▶ _EXERCISE REQUIREMENTS_
Copy each entry as it stands, leaving nothing out.

○ ○ ○ ○

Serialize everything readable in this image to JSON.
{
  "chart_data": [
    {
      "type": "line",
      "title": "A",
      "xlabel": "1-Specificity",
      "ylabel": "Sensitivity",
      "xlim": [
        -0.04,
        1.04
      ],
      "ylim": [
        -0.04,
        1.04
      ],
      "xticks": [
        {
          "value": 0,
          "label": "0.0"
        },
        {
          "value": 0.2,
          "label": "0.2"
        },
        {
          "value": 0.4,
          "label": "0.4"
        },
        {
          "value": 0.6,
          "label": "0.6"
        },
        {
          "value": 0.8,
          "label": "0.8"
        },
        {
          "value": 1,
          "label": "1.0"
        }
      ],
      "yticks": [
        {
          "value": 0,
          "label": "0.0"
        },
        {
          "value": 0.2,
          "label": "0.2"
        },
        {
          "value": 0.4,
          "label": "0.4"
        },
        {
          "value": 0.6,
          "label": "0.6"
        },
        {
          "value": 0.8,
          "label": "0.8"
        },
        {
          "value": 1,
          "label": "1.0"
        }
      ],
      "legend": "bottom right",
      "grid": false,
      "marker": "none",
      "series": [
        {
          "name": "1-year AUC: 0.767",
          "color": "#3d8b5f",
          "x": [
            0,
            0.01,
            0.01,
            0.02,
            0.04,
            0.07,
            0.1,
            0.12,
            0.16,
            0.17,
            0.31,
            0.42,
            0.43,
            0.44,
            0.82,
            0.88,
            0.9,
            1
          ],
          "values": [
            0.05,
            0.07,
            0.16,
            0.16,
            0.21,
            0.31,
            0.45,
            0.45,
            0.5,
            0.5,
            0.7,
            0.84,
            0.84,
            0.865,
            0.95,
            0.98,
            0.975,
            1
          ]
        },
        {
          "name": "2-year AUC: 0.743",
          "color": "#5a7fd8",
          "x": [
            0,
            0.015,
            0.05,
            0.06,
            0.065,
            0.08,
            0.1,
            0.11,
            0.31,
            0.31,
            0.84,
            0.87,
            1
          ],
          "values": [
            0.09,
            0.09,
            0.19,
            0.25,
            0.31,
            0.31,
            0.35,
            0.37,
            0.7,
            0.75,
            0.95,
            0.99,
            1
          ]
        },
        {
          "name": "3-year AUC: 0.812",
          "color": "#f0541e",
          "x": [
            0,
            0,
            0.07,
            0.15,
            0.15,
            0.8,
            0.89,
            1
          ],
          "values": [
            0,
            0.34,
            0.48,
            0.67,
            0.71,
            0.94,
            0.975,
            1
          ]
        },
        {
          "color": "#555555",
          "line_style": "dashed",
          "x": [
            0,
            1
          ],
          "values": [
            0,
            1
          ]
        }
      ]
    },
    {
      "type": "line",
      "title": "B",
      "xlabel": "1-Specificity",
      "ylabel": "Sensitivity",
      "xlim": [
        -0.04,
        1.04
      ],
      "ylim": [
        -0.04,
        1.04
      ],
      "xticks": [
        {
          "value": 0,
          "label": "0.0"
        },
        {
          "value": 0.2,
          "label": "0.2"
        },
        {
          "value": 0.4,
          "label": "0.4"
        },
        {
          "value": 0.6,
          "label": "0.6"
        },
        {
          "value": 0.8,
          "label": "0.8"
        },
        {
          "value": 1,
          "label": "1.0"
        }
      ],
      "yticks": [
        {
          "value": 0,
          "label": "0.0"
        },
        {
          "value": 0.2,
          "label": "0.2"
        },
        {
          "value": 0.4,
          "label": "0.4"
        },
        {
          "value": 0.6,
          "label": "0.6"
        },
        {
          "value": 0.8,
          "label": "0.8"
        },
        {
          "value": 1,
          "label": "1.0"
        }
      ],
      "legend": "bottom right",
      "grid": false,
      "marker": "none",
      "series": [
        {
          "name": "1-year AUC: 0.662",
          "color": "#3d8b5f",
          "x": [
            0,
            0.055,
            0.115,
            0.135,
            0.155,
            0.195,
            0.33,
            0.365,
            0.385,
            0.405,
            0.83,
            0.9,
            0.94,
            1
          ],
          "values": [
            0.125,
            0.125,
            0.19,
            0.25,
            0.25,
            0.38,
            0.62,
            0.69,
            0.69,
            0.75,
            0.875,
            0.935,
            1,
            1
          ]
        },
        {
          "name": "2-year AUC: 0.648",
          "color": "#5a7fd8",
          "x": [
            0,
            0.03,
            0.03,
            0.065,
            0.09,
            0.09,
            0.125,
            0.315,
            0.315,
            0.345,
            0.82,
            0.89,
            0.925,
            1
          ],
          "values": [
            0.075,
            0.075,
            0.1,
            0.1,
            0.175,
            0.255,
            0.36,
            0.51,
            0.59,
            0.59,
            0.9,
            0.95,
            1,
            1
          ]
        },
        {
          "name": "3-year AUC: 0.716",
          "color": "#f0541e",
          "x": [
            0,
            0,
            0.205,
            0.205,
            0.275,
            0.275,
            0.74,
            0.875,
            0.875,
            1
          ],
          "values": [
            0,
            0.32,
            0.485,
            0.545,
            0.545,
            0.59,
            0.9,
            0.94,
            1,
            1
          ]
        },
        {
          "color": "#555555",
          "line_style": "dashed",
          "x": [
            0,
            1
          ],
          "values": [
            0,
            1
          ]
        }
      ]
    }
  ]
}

○ ○ ○ ○

▶ _EXERCISE RESPONSE_
Serialize everything readable in this image to JSON.
{
  "chart_data": [
    {
      "type": "line",
      "title": "A",
      "xlabel": "1-Specificity",
      "ylabel": "Sensitivity",
      "xlim": [
        -0.04,
        1.04
      ],
      "ylim": [
        -0.04,
        1.04
      ],
      "xticks": [
        {
          "value": 0,
          "label": "0.0"
        },
        {
          "value": 0.2,
          "label": "0.2"
        },
        {
          "value": 0.4,
          "label": "0.4"
        },
        {
          "value": 0.6,
          "label": "0.6"
        },
        {
          "value": 0.8,
          "label": "0.8"
        },
        {
          "value": 1,
          "label": "1.0"
        }
      ],
      "yticks": [
        {
          "value": 0,
          "label": "0.0"
        },
        {
          "value": 0.2,
          "label": "0.2"
        },
        {
          "value": 0.4,
          "label": "0.4"
        },
        {
          "value": 0.6,
          "label": "0.6"
        },
        {
          "value": 0.8,
          "label": "0.8"
        },
        {
          "value": 1,
          "label": "1.0"
        }
      ],
      "legend": "bottom right",
      "grid": false,
      "marker": "none",
      "series": [
        {
          "name": "1-year AUC: 0.767",
          "color": "#3d8b5f",
          "x": [
            0,
            0.01,
            0.01,
            0.02,
            0.04,
            0.07,
            0.1,
            0.12,
            0.16,
            0.17,
            0.31,
            0.42,
            0.43,
            0.44,
            0.82,
            0.88,
            0.9,
            1
          ],
          "values": [
            0.05,
            0.07,
            0.16,
            0.16,
            0.21,
            0.31,
            0.45,
            0.45,
            0.5,
            0.5,
            0.7,
            0.84,
            0.84,
            0.865,
            0.95,
            0.98,
            0.975,
            1
          ]
        },
        {
          "name": "2-year AUC: 0.743",
          "color": "#5a7fd8",
          "x": [
            0,
            0.015,
            0.05,
            0.06,
            0.065,
            0.08,
            0.1,
            0.11,
            0.31,
            0.31,
            0.84,
            0.87,
            1
          ],
          "values": [
            0.09,
            0.09,
            0.19,
            0.25,
            0.31,
            0.31,
            0.35,
            0.37,
            0.7,
            0.75,
            0.95,
            0.99,
            1
          ]
        },
        {
          "name": "3-year AUC: 0.812",
          "color": "#f0541e",
          "x": [
            0,
            0,
            0.07,
            0.15,
            0.15,
            0.8,
            0.89,
            1
          ],
          "values": [
            0,
            0.34,
            0.48,
            0.67,
            0.71,
            0.94,
            0.975,
            1
          ]
        },
        {
          "color": "#555555",
          "line_style": "dashed",
          "x": [
            0,
            1
          ],
          "values": [
            0,
            1
          ]
        }
      ]
    },
    {
      "type": "line",
      "title": "B",
      "xlabel": "1-Specificity",
      "ylabel": "Sensitivity",
      "xlim": [
        -0.04,
        1.04
      ],
      "ylim": [
        -0.04,
        1.04
      ],
      "xticks": [
        {
          "value": 0,
          "label": "0.0"
        },
        {
          "value": 0.2,
          "label": "0.2"
        },
        {
          "value": 0.4,
          "label": "0.4"
        },
        {
          "value": 0.6,
          "label": "0.6"
        },
        {
          "value": 0.8,
          "label": "0.8"
        },
        {
          "value": 1,
          "label": "1.0"
        }
      ],
      "yticks": [
        {
          "value": 0,
          "label": "0.0"
        },
        {
          "value": 0.2,
          "label": "0.2"
        },
        {
          "value": 0.4,
          "label": "0.4"
        },
        {
          "value": 0.6,
          "label": "0.6"
        },
        {
          "value": 0.8,
          "label": "0.8"
        },
        {
          "value": 1,
          "label": "1.0"
        }
      ],
      "legend": "bottom right",
      "grid": false,
      "marker": "none",
      "series": [
        {
          "name": "1-year AUC: 0.662",
          "color": "#3d8b5f",
          "x": [
            0,
            0.055,
            0.115,
            0.135,
            0.155,
            0.195,
            0.33,
            0.365,
            0.385,
            0.405,
            0.83,
            0.9,
            0.94,
            1
          ],
          "values": [
            0.125,
            0.125,
            0.19,
            0.25,
            0.25,
            0.38,
            0.62,
            0.69,
            0.69,
            0.75,
            0.875,
            0.935,
            1,
            1
          ]
        },
        {
          "name": "2-year AUC: 0.648",
          "color": "#5a7fd8",
          "x": [
            0,
            0.03,
            0.03,
            0.065,
            0.09,
            0.09,
            0.125,
            0.315,
            0.315,
            0.345,
            0.82,
            0.89,
            0.925,
            1
          ],
          "values": [
            0.075,
            0.075,
            0.1,
            0.1,
            0.175,
            0.255,
            0.36,
            0.51,
            0.59,
            0.59,
            0.9,
            0.95,
            1,
            1
          ]
        },
        {
          "name": "3-year AUC: 0.716",
          "color": "#f0541e",
          "x": [
            0,
            0,
            0.205,
            0.205,
            0.275,
            0.275,
            0.74,
            0.875,
            0.875,
            1
          ],
          "values": [
            0,
            0.32,
            0.485,
            0.545,
            0.545,
            0.59,
            0.9,
            0.94,
            1,
            1
          ]
        },
        {
          "color": "#555555",
          "line_style": "dashed",
          "x": [
            0,
            1
          ],
          "values": [
            0,
            1
          ]
        }
      ]
    }
  ]
}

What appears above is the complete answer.